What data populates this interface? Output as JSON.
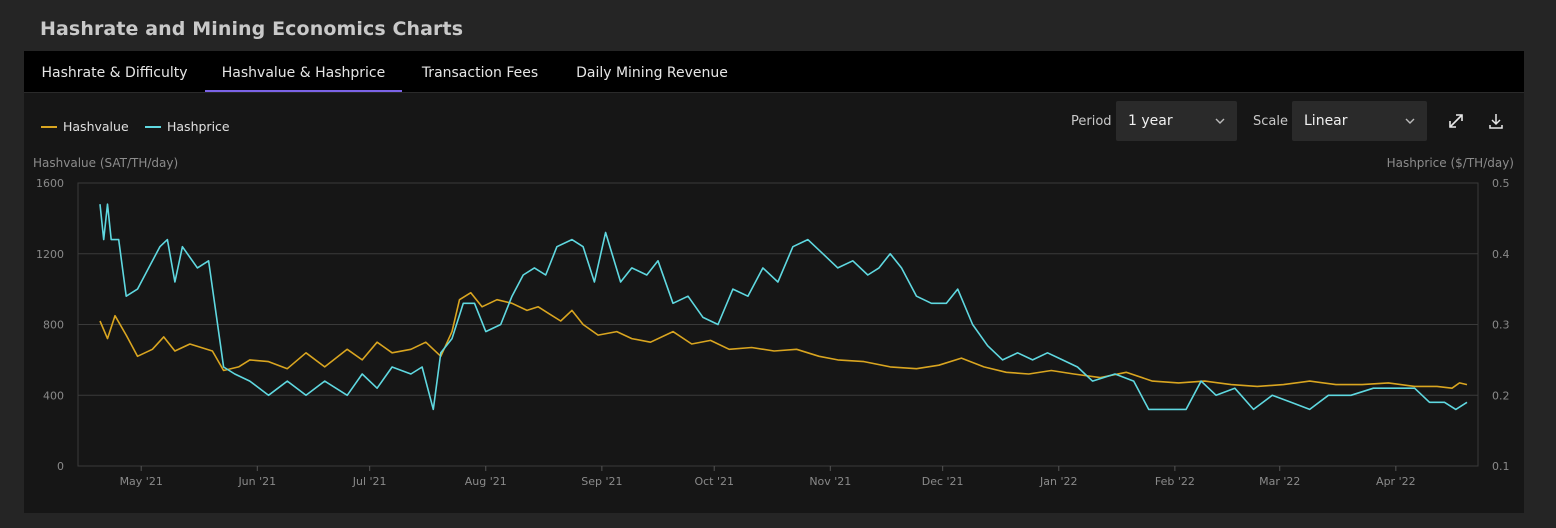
{
  "page": {
    "title": "Hashrate and Mining Economics Charts"
  },
  "tabs": [
    {
      "label": "Hashrate & Difficulty",
      "active": false
    },
    {
      "label": "Hashvalue & Hashprice",
      "active": true
    },
    {
      "label": "Transaction Fees",
      "active": false
    },
    {
      "label": "Daily Mining Revenue",
      "active": false
    }
  ],
  "controls": {
    "period_label": "Period",
    "period_value": "1 year",
    "scale_label": "Scale",
    "scale_value": "Linear",
    "expand_icon": "expand-icon",
    "download_icon": "download-icon"
  },
  "colors": {
    "hashvalue": "#d9a520",
    "hashprice": "#5fd8e0",
    "tab_active": "#7b63e6"
  },
  "chart_data": {
    "type": "line",
    "x_start": "2021-04-20",
    "x_end": "2022-04-20",
    "x_ticks": [
      "May '21",
      "Jun '21",
      "Jul '21",
      "Aug '21",
      "Sep '21",
      "Oct '21",
      "Nov '21",
      "Dec '21",
      "Jan '22",
      "Feb '22",
      "Mar '22",
      "Apr '22"
    ],
    "x_tick_dates": [
      "2021-05-01",
      "2021-06-01",
      "2021-07-01",
      "2021-08-01",
      "2021-09-01",
      "2021-10-01",
      "2021-11-01",
      "2021-12-01",
      "2022-01-01",
      "2022-02-01",
      "2022-03-01",
      "2022-04-01"
    ],
    "ylabel_left": "Hashvalue (SAT/TH/day)",
    "ylabel_right": "Hashprice ($/TH/day)",
    "ylim_left": [
      0,
      1600
    ],
    "ylim_right": [
      0.1,
      0.5
    ],
    "yticks_left": [
      "0",
      "400",
      "800",
      "1200",
      "1600"
    ],
    "yticks_right": [
      "0.1",
      "0.2",
      "0.3",
      "0.4",
      "0.5"
    ],
    "grid": true,
    "legend": "top-left",
    "series": [
      {
        "name": "Hashvalue",
        "axis": "left",
        "points": [
          [
            "2021-04-20",
            820
          ],
          [
            "2021-04-22",
            720
          ],
          [
            "2021-04-24",
            850
          ],
          [
            "2021-04-27",
            740
          ],
          [
            "2021-04-30",
            620
          ],
          [
            "2021-05-04",
            660
          ],
          [
            "2021-05-07",
            730
          ],
          [
            "2021-05-10",
            650
          ],
          [
            "2021-05-14",
            690
          ],
          [
            "2021-05-20",
            650
          ],
          [
            "2021-05-23",
            540
          ],
          [
            "2021-05-27",
            560
          ],
          [
            "2021-05-30",
            600
          ],
          [
            "2021-06-04",
            590
          ],
          [
            "2021-06-09",
            550
          ],
          [
            "2021-06-14",
            640
          ],
          [
            "2021-06-19",
            560
          ],
          [
            "2021-06-25",
            660
          ],
          [
            "2021-06-29",
            600
          ],
          [
            "2021-07-03",
            700
          ],
          [
            "2021-07-07",
            640
          ],
          [
            "2021-07-12",
            660
          ],
          [
            "2021-07-16",
            700
          ],
          [
            "2021-07-20",
            620
          ],
          [
            "2021-07-23",
            760
          ],
          [
            "2021-07-25",
            940
          ],
          [
            "2021-07-28",
            980
          ],
          [
            "2021-07-31",
            900
          ],
          [
            "2021-08-04",
            940
          ],
          [
            "2021-08-08",
            920
          ],
          [
            "2021-08-12",
            880
          ],
          [
            "2021-08-15",
            900
          ],
          [
            "2021-08-18",
            860
          ],
          [
            "2021-08-21",
            820
          ],
          [
            "2021-08-24",
            880
          ],
          [
            "2021-08-27",
            800
          ],
          [
            "2021-08-31",
            740
          ],
          [
            "2021-09-05",
            760
          ],
          [
            "2021-09-09",
            720
          ],
          [
            "2021-09-14",
            700
          ],
          [
            "2021-09-20",
            760
          ],
          [
            "2021-09-25",
            690
          ],
          [
            "2021-09-30",
            710
          ],
          [
            "2021-10-05",
            660
          ],
          [
            "2021-10-11",
            670
          ],
          [
            "2021-10-17",
            650
          ],
          [
            "2021-10-23",
            660
          ],
          [
            "2021-10-29",
            620
          ],
          [
            "2021-11-03",
            600
          ],
          [
            "2021-11-10",
            590
          ],
          [
            "2021-11-17",
            560
          ],
          [
            "2021-11-24",
            550
          ],
          [
            "2021-11-30",
            570
          ],
          [
            "2021-12-06",
            610
          ],
          [
            "2021-12-12",
            560
          ],
          [
            "2021-12-18",
            530
          ],
          [
            "2021-12-24",
            520
          ],
          [
            "2021-12-30",
            540
          ],
          [
            "2022-01-05",
            520
          ],
          [
            "2022-01-12",
            500
          ],
          [
            "2022-01-19",
            530
          ],
          [
            "2022-01-26",
            480
          ],
          [
            "2022-02-02",
            470
          ],
          [
            "2022-02-09",
            480
          ],
          [
            "2022-02-16",
            460
          ],
          [
            "2022-02-23",
            450
          ],
          [
            "2022-03-02",
            460
          ],
          [
            "2022-03-09",
            480
          ],
          [
            "2022-03-16",
            460
          ],
          [
            "2022-03-23",
            460
          ],
          [
            "2022-03-30",
            470
          ],
          [
            "2022-04-06",
            450
          ],
          [
            "2022-04-12",
            450
          ],
          [
            "2022-04-16",
            440
          ],
          [
            "2022-04-18",
            470
          ],
          [
            "2022-04-20",
            460
          ]
        ]
      },
      {
        "name": "Hashprice",
        "axis": "right",
        "points": [
          [
            "2021-04-20",
            0.47
          ],
          [
            "2021-04-21",
            0.42
          ],
          [
            "2021-04-22",
            0.47
          ],
          [
            "2021-04-23",
            0.42
          ],
          [
            "2021-04-25",
            0.42
          ],
          [
            "2021-04-27",
            0.34
          ],
          [
            "2021-04-30",
            0.35
          ],
          [
            "2021-05-03",
            0.38
          ],
          [
            "2021-05-06",
            0.41
          ],
          [
            "2021-05-08",
            0.42
          ],
          [
            "2021-05-10",
            0.36
          ],
          [
            "2021-05-12",
            0.41
          ],
          [
            "2021-05-16",
            0.38
          ],
          [
            "2021-05-19",
            0.39
          ],
          [
            "2021-05-23",
            0.24
          ],
          [
            "2021-05-26",
            0.23
          ],
          [
            "2021-05-30",
            0.22
          ],
          [
            "2021-06-04",
            0.2
          ],
          [
            "2021-06-09",
            0.22
          ],
          [
            "2021-06-14",
            0.2
          ],
          [
            "2021-06-19",
            0.22
          ],
          [
            "2021-06-25",
            0.2
          ],
          [
            "2021-06-29",
            0.23
          ],
          [
            "2021-07-03",
            0.21
          ],
          [
            "2021-07-07",
            0.24
          ],
          [
            "2021-07-12",
            0.23
          ],
          [
            "2021-07-15",
            0.24
          ],
          [
            "2021-07-18",
            0.18
          ],
          [
            "2021-07-20",
            0.26
          ],
          [
            "2021-07-23",
            0.28
          ],
          [
            "2021-07-26",
            0.33
          ],
          [
            "2021-07-29",
            0.33
          ],
          [
            "2021-08-01",
            0.29
          ],
          [
            "2021-08-05",
            0.3
          ],
          [
            "2021-08-08",
            0.34
          ],
          [
            "2021-08-11",
            0.37
          ],
          [
            "2021-08-14",
            0.38
          ],
          [
            "2021-08-17",
            0.37
          ],
          [
            "2021-08-20",
            0.41
          ],
          [
            "2021-08-24",
            0.42
          ],
          [
            "2021-08-27",
            0.41
          ],
          [
            "2021-08-30",
            0.36
          ],
          [
            "2021-09-02",
            0.43
          ],
          [
            "2021-09-06",
            0.36
          ],
          [
            "2021-09-09",
            0.38
          ],
          [
            "2021-09-13",
            0.37
          ],
          [
            "2021-09-16",
            0.39
          ],
          [
            "2021-09-20",
            0.33
          ],
          [
            "2021-09-24",
            0.34
          ],
          [
            "2021-09-28",
            0.31
          ],
          [
            "2021-10-02",
            0.3
          ],
          [
            "2021-10-06",
            0.35
          ],
          [
            "2021-10-10",
            0.34
          ],
          [
            "2021-10-14",
            0.38
          ],
          [
            "2021-10-18",
            0.36
          ],
          [
            "2021-10-22",
            0.41
          ],
          [
            "2021-10-26",
            0.42
          ],
          [
            "2021-10-30",
            0.4
          ],
          [
            "2021-11-03",
            0.38
          ],
          [
            "2021-11-07",
            0.39
          ],
          [
            "2021-11-11",
            0.37
          ],
          [
            "2021-11-14",
            0.38
          ],
          [
            "2021-11-17",
            0.4
          ],
          [
            "2021-11-20",
            0.38
          ],
          [
            "2021-11-24",
            0.34
          ],
          [
            "2021-11-28",
            0.33
          ],
          [
            "2021-12-02",
            0.33
          ],
          [
            "2021-12-05",
            0.35
          ],
          [
            "2021-12-09",
            0.3
          ],
          [
            "2021-12-13",
            0.27
          ],
          [
            "2021-12-17",
            0.25
          ],
          [
            "2021-12-21",
            0.26
          ],
          [
            "2021-12-25",
            0.25
          ],
          [
            "2021-12-29",
            0.26
          ],
          [
            "2022-01-02",
            0.25
          ],
          [
            "2022-01-06",
            0.24
          ],
          [
            "2022-01-10",
            0.22
          ],
          [
            "2022-01-16",
            0.23
          ],
          [
            "2022-01-21",
            0.22
          ],
          [
            "2022-01-25",
            0.18
          ],
          [
            "2022-01-30",
            0.18
          ],
          [
            "2022-02-04",
            0.18
          ],
          [
            "2022-02-08",
            0.22
          ],
          [
            "2022-02-12",
            0.2
          ],
          [
            "2022-02-17",
            0.21
          ],
          [
            "2022-02-22",
            0.18
          ],
          [
            "2022-02-27",
            0.2
          ],
          [
            "2022-03-04",
            0.19
          ],
          [
            "2022-03-09",
            0.18
          ],
          [
            "2022-03-14",
            0.2
          ],
          [
            "2022-03-20",
            0.2
          ],
          [
            "2022-03-26",
            0.21
          ],
          [
            "2022-04-01",
            0.21
          ],
          [
            "2022-04-06",
            0.21
          ],
          [
            "2022-04-10",
            0.19
          ],
          [
            "2022-04-14",
            0.19
          ],
          [
            "2022-04-17",
            0.18
          ],
          [
            "2022-04-20",
            0.19
          ]
        ]
      }
    ]
  }
}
■ ■ ■ ■ ■ ■ ■
Short task: Check each line of the entries above, and show every one holding the word "icon".

Full response:
    "expand_icon": "expand-icon",
    "download_icon": "download-icon"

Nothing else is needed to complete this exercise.